*SET EXERCISE*:
Go through the records and extract every line with the word "your".

*THE RECORDS*:
^^^^^^^^

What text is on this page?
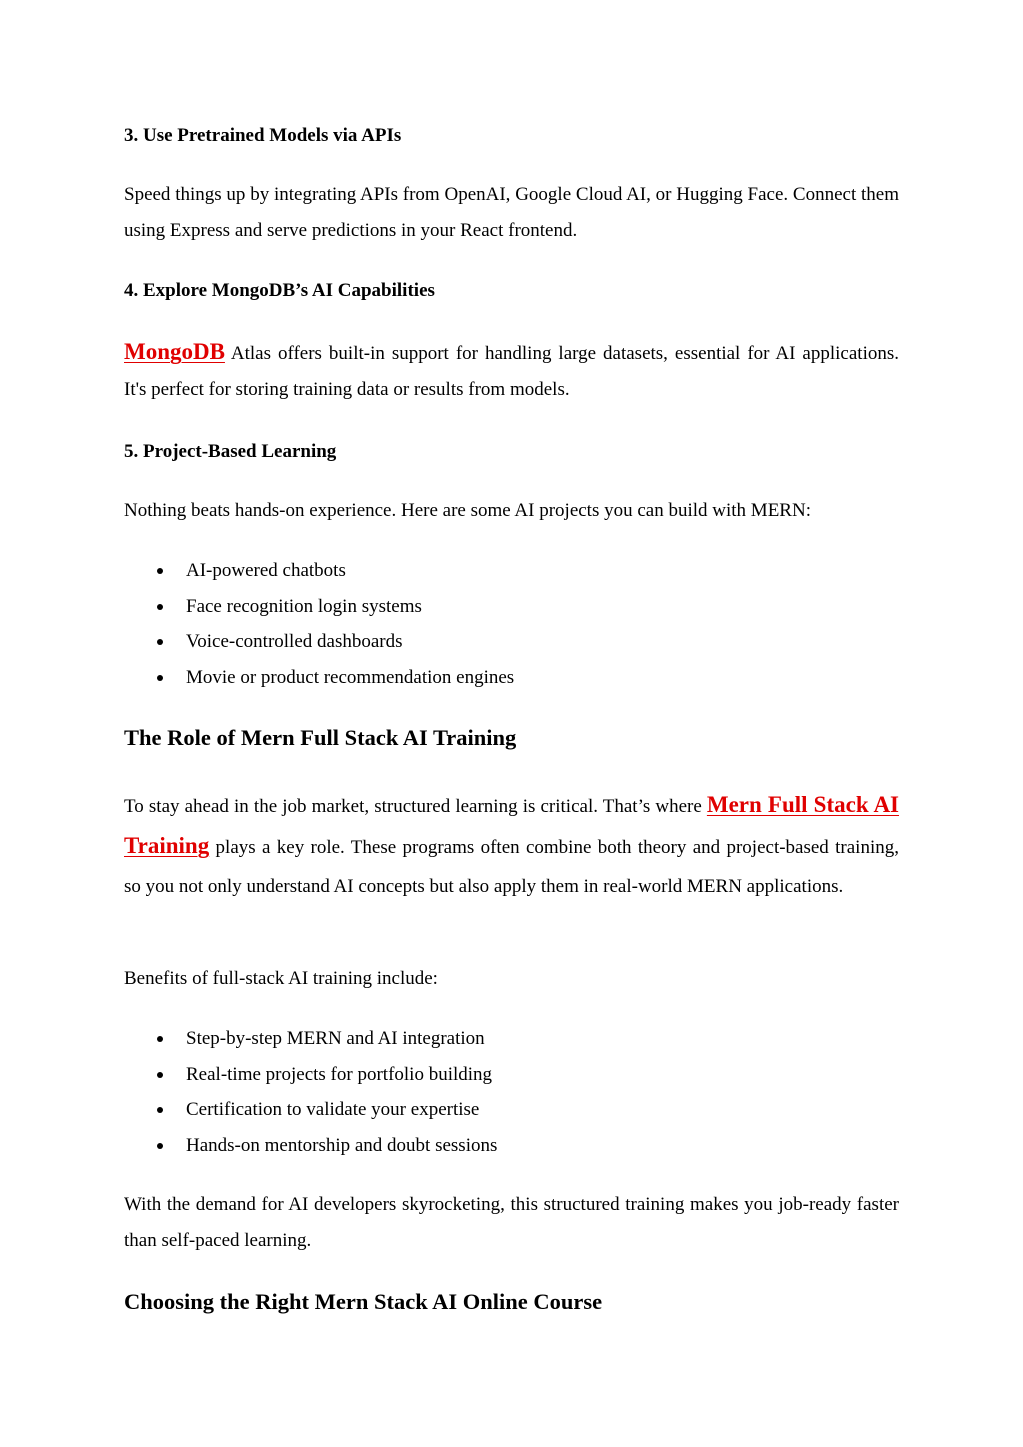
3. Use Pretrained Models via APIs
Speed things up by integrating APIs from OpenAI, Google Cloud AI, or Hugging Face. Connect them using Express and serve predictions in your React frontend.
4. Explore MongoDB’s AI Capabilities
MongoDB Atlas offers built-in support for handling large datasets, essential for AI applications. It's perfect for storing training data or results from models.
5. Project-Based Learning
Nothing beats hands-on experience. Here are some AI projects you can build with MERN:
AI-powered chatbots
Face recognition login systems
Voice-controlled dashboards
Movie or product recommendation engines
The Role of Mern Full Stack AI Training
To stay ahead in the job market, structured learning is critical. That’s where Mern Full Stack AI Training plays a key role. These programs often combine both theory and project-based training, so you not only understand AI concepts but also apply them in real-world MERN applications.
Benefits of full-stack AI training include:
Step-by-step MERN and AI integration
Real-time projects for portfolio building
Certification to validate your expertise
Hands-on mentorship and doubt sessions
With the demand for AI developers skyrocketing, this structured training makes you job-ready faster than self-paced learning.
Choosing the Right Mern Stack AI Online Course
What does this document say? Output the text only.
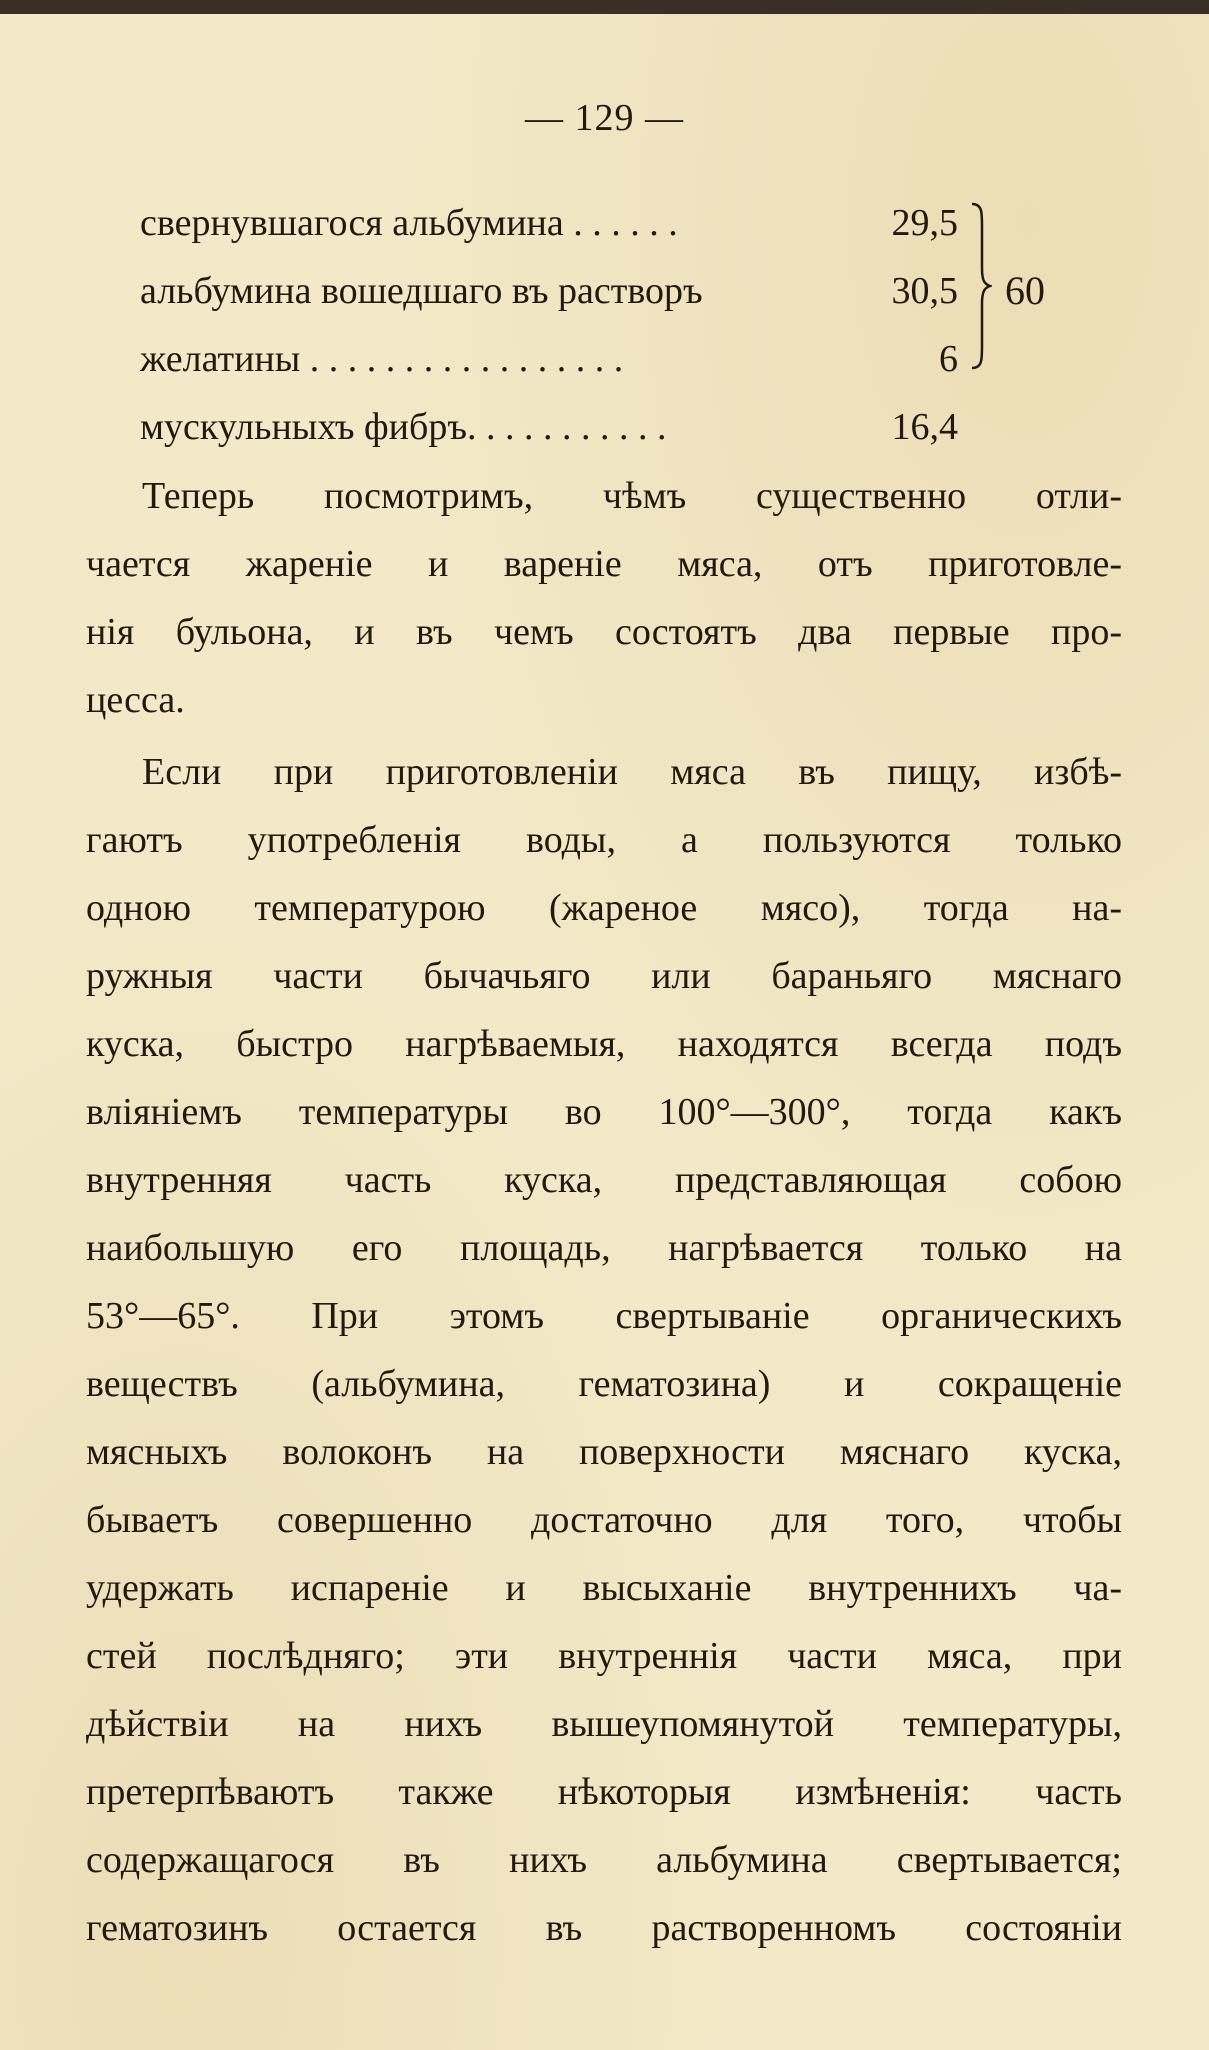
— 129 —
свернувшагося альбумина . . . . . .	29,5
альбумина вошедшаго въ растворъ	30,5
желатины . . . . . . . . . . . . . . . . .	6
мускульныхъ фибръ. . . . . . . . . . .	16,4
60
Теперь посмотримъ, чѣмъ существенно отли-
чается жареніе и вареніе мяса, отъ приготовле-
нія бульона, и въ чемъ состоятъ два первые про-
цесса.
Если при приготовленіи мяса въ пищу, избѣ-
гаютъ употребленія воды, а пользуются только
одною температурою (жареное мясо), тогда на-
ружныя части бычачьяго или бараньяго мяснаго
куска, быстро нагрѣваемыя, находятся всегда подъ
вліяніемъ температуры во 100°—300°, тогда какъ
внутренняя часть куска, представляющая собою
наибольшую его площадь, нагрѣвается только на
53°—65°. При этомъ свертываніе органическихъ
веществъ (альбумина, гематозина) и сокращеніе
мясныхъ волоконъ на поверхности мяснаго куска,
бываетъ совершенно достаточно для того, чтобы
удержать испареніе и высыханіе внутреннихъ ча-
стей послѣдняго; эти внутреннія части мяса, при
дѣйствіи на нихъ вышеупомянутой температуры,
претерпѣваютъ также нѣкоторыя измѣненія: часть
содержащагося въ нихъ альбумина свертывается;
гематозинъ остается въ растворенномъ состояніи
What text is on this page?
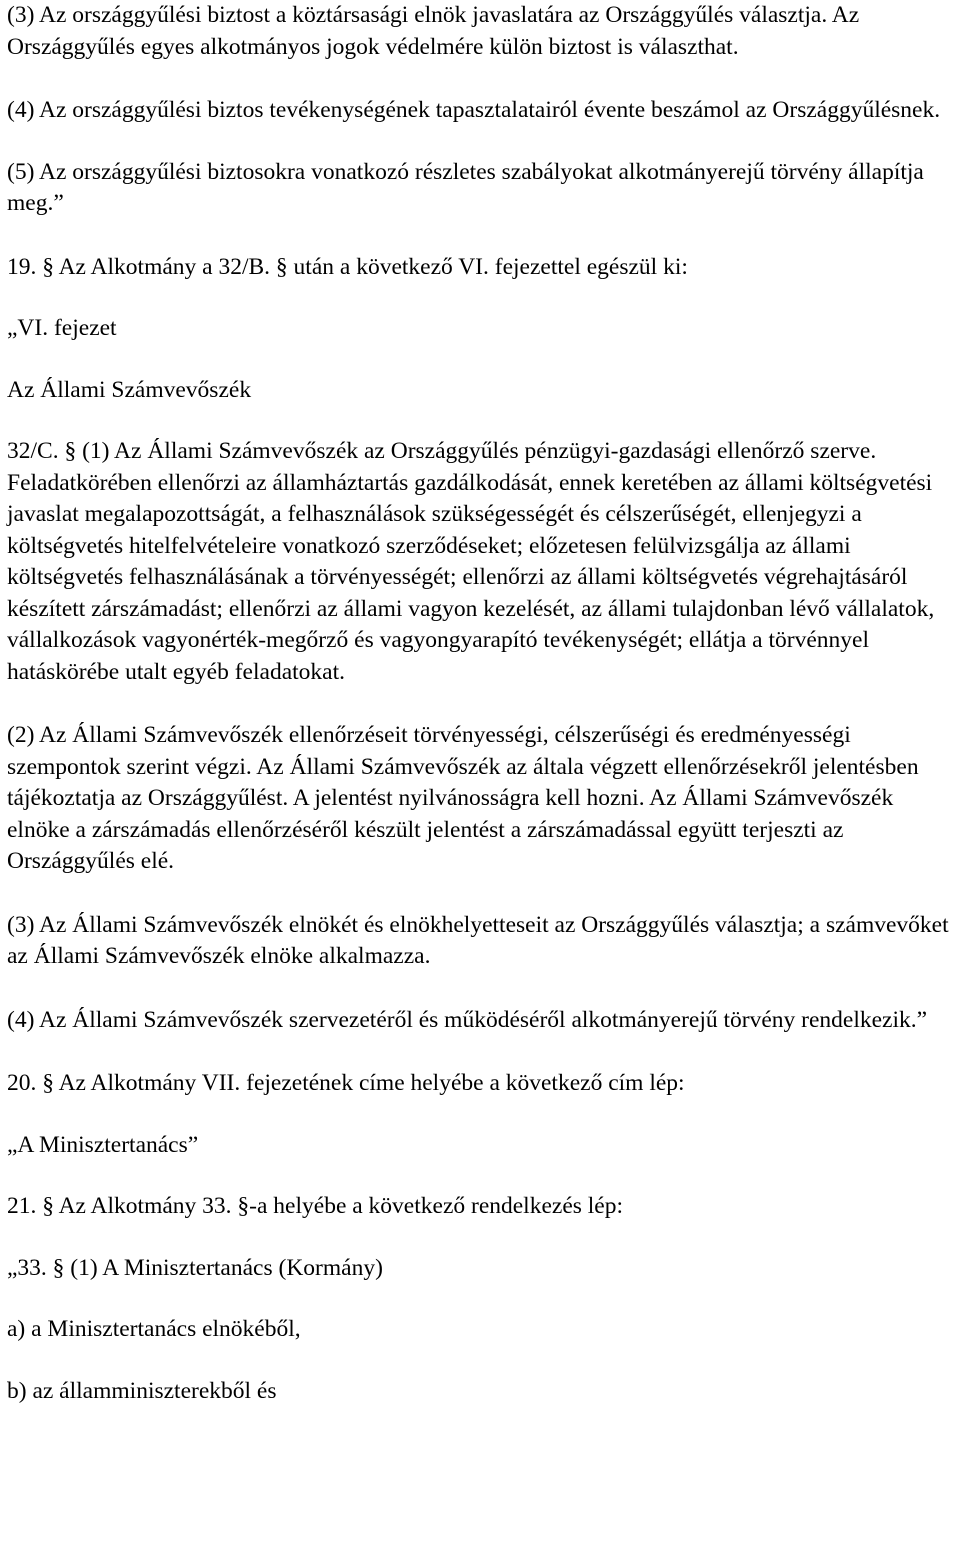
(3) Az országgyűlési biztost a köztársasági elnök javaslatára az Országgyűlés választja. Az Országgyűlés egyes alkotmányos jogok védelmére külön biztost is választhat.

(4) Az országgyűlési biztos tevékenységének tapasztalatairól évente beszámol az Országgyűlésnek.

(5) Az országgyűlési biztosokra vonatkozó részletes szabályokat alkotmányerejű törvény állapítja meg.”

19. § Az Alkotmány a 32/B. § után a következő VI. fejezettel egészül ki:

„VI. fejezet

Az Állami Számvevőszék

32/C. § (1) Az Állami Számvevőszék az Országgyűlés pénzügyi-gazdasági ellenőrző szerve. Feladatkörében ellenőrzi az államháztartás gazdálkodását, ennek keretében az állami költségvetési javaslat megalapozottságát, a felhasználások szükségességét és célszerűségét, ellenjegyzi a költségvetés hitelfelvételeire vonatkozó szerződéseket; előzetesen felülvizsgálja az állami költségvetés felhasználásának a törvényességét; ellenőrzi az állami költségvetés végrehajtásáról készített zárszámadást; ellenőrzi az állami vagyon kezelését, az állami tulajdonban lévő vállalatok, vállalkozások vagyonérték-megőrző és vagyongyarapító tevékenységét; ellátja a törvénnyel hatáskörébe utalt egyéb feladatokat.

(2) Az Állami Számvevőszék ellenőrzéseit törvényességi, célszerűségi és eredményességi szempontok szerint végzi. Az Állami Számvevőszék az általa végzett ellenőrzésekről jelentésben tájékoztatja az Országgyűlést. A jelentést nyilvánosságra kell hozni. Az Állami Számvevőszék elnöke a zárszámadás ellenőrzéséről készült jelentést a zárszámadással együtt terjeszti az Országgyűlés elé.

(3) Az Állami Számvevőszék elnökét és elnökhelyetteseit az Országgyűlés választja; a számvevőket az Állami Számvevőszék elnöke alkalmazza.

(4) Az Állami Számvevőszék szervezetéről és működéséről alkotmányerejű törvény rendelkezik.”

20. § Az Alkotmány VII. fejezetének címe helyébe a következő cím lép:

„A Minisztertanács”

21. § Az Alkotmány 33. §-a helyébe a következő rendelkezés lép:

„33. § (1) A Minisztertanács (Kormány)

a) a Minisztertanács elnökéből,

b) az államminiszterekből és
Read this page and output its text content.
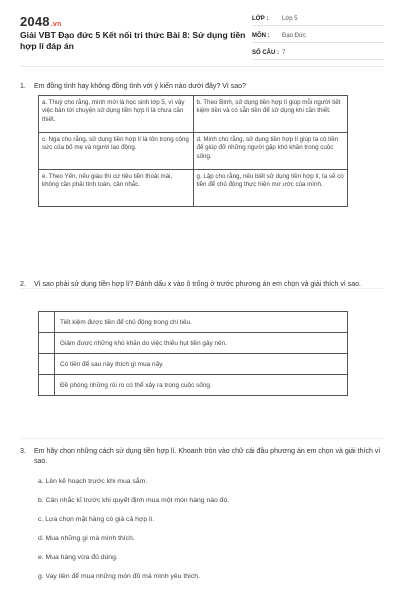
2048.vn
Giải VBT Đạo đức 5 Kết nối tri thức Bài 8: Sử dụng tiền hợp lí đáp án
LỚP :	Lớp 5
MÔN :	Đạo Đức
SỐ CÂU : 7
1. Em đồng tình hay không đồng tình với ý kiến nào dưới đây? Vì sao?
a. Thuỳ cho rằng, mình mới là học sinh lớp 5, vì vậy việc bàn tới chuyện sử dụng tiền hợp lí là chưa cần thiết.	b. Theo Bình, sử dụng tiền hợp lí giúp mỗi người tiết kiệm tiền và có sẵn tiền để sử dụng khi cần thiết.
c. Nga cho rằng, sử dụng tiền hợp lí là tôn trọng công sức của bố mẹ và người lao động.	d. Minh cho rằng, sử dụng tiền hợp lí giúp ta có tiền để giúp đỡ những người gặp khó khăn trong cuộc sống.
e. Theo Yến, nếu giàu thì cứ tiêu tiền thoải mái, không cần phải tính toán, cân nhắc.	g. Lập cho rằng, nếu biết sử dụng tiền hợp lí, ta sẽ có tiền để chủ động thực hiện mơ ước của mình.
2. Vì sao phải sử dụng tiền hợp lí? Đánh dấu x vào ô trống ở trước phương án em chọn và giải thích vì sao.
	Tiết kiệm được tiền để chủ động trong chi tiêu.
	Giảm được những khó khăn do việc thiếu hụt tiền gây nên.
	Có tiền để sau này thích gì mua nấy.
	Đề phòng những rủi ro có thể xảy ra trong cuộc sống.
3. Em hãy chọn những cách sử dụng tiền hợp lí. Khoanh tròn vào chữ cái đầu phương án em chọn và giải thích vì sao.
a. Lên kế hoạch trước khi mua sắm.
b. Cân nhắc kĩ trước khi quyết định mua một món hàng nào đó.
c. Lựa chọn mặt hàng có giá cả hợp lí.
d. Mua những gì mà mình thích.
e. Mua hàng vừa đủ dùng.
g. Vay tiền để mua những món đồ mà mình yêu thích.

^^^^^^^^

*SOLUTION TO THIS EXERCISE*:
Speed things up by integrating APIs from OpenAI, Google Cloud AI, or Hugging Face. Connect them using Express and serve predictions in your React frontend.
Certification to validate your expertise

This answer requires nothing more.